SET PROBLEM - Each line below should be reproduced without any alteration.
····················
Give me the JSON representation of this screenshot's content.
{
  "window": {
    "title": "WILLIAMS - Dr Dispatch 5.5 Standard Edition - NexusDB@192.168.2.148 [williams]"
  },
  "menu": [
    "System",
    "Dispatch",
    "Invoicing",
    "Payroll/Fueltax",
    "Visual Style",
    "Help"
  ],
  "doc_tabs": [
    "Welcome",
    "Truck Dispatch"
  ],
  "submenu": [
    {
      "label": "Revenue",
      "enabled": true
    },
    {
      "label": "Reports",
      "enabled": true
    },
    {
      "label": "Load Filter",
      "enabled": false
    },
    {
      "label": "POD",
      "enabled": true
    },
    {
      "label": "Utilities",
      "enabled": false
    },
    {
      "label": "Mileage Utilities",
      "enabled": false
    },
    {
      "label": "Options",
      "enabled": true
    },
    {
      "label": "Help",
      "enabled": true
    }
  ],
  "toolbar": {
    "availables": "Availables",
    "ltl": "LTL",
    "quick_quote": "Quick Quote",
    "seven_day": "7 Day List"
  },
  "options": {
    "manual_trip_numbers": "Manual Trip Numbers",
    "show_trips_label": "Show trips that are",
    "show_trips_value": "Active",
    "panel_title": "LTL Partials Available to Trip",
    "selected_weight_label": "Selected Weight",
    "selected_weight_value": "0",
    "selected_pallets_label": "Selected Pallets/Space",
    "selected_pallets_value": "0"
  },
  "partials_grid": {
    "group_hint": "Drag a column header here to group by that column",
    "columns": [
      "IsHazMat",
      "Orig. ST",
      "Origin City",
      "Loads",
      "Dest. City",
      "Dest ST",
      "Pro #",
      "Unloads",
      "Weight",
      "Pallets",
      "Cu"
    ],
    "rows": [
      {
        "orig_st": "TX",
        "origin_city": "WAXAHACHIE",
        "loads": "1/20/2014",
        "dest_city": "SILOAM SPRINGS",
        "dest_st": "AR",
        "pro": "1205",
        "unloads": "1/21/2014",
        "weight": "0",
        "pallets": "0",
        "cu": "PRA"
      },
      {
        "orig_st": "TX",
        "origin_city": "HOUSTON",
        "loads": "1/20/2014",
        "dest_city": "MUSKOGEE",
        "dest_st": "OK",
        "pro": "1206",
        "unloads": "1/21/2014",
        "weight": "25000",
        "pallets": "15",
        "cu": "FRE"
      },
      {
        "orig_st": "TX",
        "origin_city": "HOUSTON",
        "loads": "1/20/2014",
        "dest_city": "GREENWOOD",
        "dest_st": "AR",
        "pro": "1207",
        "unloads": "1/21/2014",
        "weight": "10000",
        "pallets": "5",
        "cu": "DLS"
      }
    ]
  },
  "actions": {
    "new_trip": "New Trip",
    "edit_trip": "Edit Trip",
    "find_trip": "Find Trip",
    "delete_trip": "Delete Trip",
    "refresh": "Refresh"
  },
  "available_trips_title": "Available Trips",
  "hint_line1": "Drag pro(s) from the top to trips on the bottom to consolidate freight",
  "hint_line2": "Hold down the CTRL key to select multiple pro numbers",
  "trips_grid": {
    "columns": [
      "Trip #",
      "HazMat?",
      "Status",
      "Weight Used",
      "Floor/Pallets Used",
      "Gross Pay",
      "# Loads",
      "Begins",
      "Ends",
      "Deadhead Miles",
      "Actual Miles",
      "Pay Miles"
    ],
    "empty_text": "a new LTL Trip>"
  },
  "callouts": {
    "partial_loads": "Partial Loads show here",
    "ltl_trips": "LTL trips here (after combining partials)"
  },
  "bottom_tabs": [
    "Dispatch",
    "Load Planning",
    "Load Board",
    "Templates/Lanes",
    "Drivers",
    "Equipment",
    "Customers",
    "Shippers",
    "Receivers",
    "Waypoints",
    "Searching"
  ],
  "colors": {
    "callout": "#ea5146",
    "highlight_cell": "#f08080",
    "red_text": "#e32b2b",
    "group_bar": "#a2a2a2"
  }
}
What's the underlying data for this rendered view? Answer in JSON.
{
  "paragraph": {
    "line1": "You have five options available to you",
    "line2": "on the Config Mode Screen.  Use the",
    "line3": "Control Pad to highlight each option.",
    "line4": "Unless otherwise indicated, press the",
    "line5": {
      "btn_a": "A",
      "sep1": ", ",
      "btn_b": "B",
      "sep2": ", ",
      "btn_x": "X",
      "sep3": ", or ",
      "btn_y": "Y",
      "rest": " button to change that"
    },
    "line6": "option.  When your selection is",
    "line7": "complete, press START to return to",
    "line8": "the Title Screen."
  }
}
····················
ANSWER TO THIS EXERCISE -
Give me the JSON representation of this screenshot's content.
{
  "window": {
    "title": "WILLIAMS - Dr Dispatch 5.5 Standard Edition - NexusDB@192.168.2.148 [williams]"
  },
  "menu": [
    "System",
    "Dispatch",
    "Invoicing",
    "Payroll/Fueltax",
    "Visual Style",
    "Help"
  ],
  "doc_tabs": [
    "Welcome",
    "Truck Dispatch"
  ],
  "submenu": [
    {
      "label": "Revenue",
      "enabled": true
    },
    {
      "label": "Reports",
      "enabled": true
    },
    {
      "label": "Load Filter",
      "enabled": false
    },
    {
      "label": "POD",
      "enabled": true
    },
    {
      "label": "Utilities",
      "enabled": false
    },
    {
      "label": "Mileage Utilities",
      "enabled": false
    },
    {
      "label": "Options",
      "enabled": true
    },
    {
      "label": "Help",
      "enabled": true
    }
  ],
  "toolbar": {
    "availables": "Availables",
    "ltl": "LTL",
    "quick_quote": "Quick Quote",
    "seven_day": "7 Day List"
  },
  "options": {
    "manual_trip_numbers": "Manual Trip Numbers",
    "show_trips_label": "Show trips that are",
    "show_trips_value": "Active",
    "panel_title": "LTL Partials Available to Trip",
    "selected_weight_label": "Selected Weight",
    "selected_weight_value": "0",
    "selected_pallets_label": "Selected Pallets/Space",
    "selected_pallets_value": "0"
  },
  "partials_grid": {
    "group_hint": "Drag a column header here to group by that column",
    "columns": [
      "IsHazMat",
      "Orig. ST",
      "Origin City",
      "Loads",
      "Dest. City",
      "Dest ST",
      "Pro #",
      "Unloads",
      "Weight",
      "Pallets",
      "Cu"
    ],
    "rows": [
      {
        "orig_st": "TX",
        "origin_city": "WAXAHACHIE",
        "loads": "1/20/2014",
        "dest_city": "SILOAM SPRINGS",
        "dest_st": "AR",
        "pro": "1205",
        "unloads": "1/21/2014",
        "weight": "0",
        "pallets": "0",
        "cu": "PRA"
      },
      {
        "orig_st": "TX",
        "origin_city": "HOUSTON",
        "loads": "1/20/2014",
        "dest_city": "MUSKOGEE",
        "dest_st": "OK",
        "pro": "1206",
        "unloads": "1/21/2014",
        "weight": "25000",
        "pallets": "15",
        "cu": "FRE"
      },
      {
        "orig_st": "TX",
        "origin_city": "HOUSTON",
        "loads": "1/20/2014",
        "dest_city": "GREENWOOD",
        "dest_st": "AR",
        "pro": "1207",
        "unloads": "1/21/2014",
        "weight": "10000",
        "pallets": "5",
        "cu": "DLS"
      }
    ]
  },
  "actions": {
    "new_trip": "New Trip",
    "edit_trip": "Edit Trip",
    "find_trip": "Find Trip",
    "delete_trip": "Delete Trip",
    "refresh": "Refresh"
  },
  "available_trips_title": "Available Trips",
  "hint_line1": "Drag pro(s) from the top to trips on the bottom to consolidate freight",
  "hint_line2": "Hold down the CTRL key to select multiple pro numbers",
  "trips_grid": {
    "columns": [
      "Trip #",
      "HazMat?",
      "Status",
      "Weight Used",
      "Floor/Pallets Used",
      "Gross Pay",
      "# Loads",
      "Begins",
      "Ends",
      "Deadhead Miles",
      "Actual Miles",
      "Pay Miles"
    ],
    "empty_text": "a new LTL Trip>"
  },
  "callouts": {
    "partial_loads": "Partial Loads show here",
    "ltl_trips": "LTL trips here (after combining partials)"
  },
  "bottom_tabs": [
    "Dispatch",
    "Load Planning",
    "Load Board",
    "Templates/Lanes",
    "Drivers",
    "Equipment",
    "Customers",
    "Shippers",
    "Receivers",
    "Waypoints",
    "Searching"
  ],
  "colors": {
    "callout": "#ea5146",
    "highlight_cell": "#f08080",
    "red_text": "#e32b2b",
    "group_bar": "#a2a2a2"
  }
}
What's the underlying data for this rendered view? Answer in JSON.
{
  "paragraph": {
    "line1": "You have five options available to you",
    "line2": "on the Config Mode Screen.  Use the",
    "line3": "Control Pad to highlight each option.",
    "line4": "Unless otherwise indicated, press the",
    "line5": {
      "btn_a": "A",
      "sep1": ", ",
      "btn_b": "B",
      "sep2": ", ",
      "btn_x": "X",
      "sep3": ", or ",
      "btn_y": "Y",
      "rest": " button to change that"
    },
    "line6": "option.  When your selection is",
    "line7": "complete, press START to return to",
    "line8": "the Title Screen."
  }
}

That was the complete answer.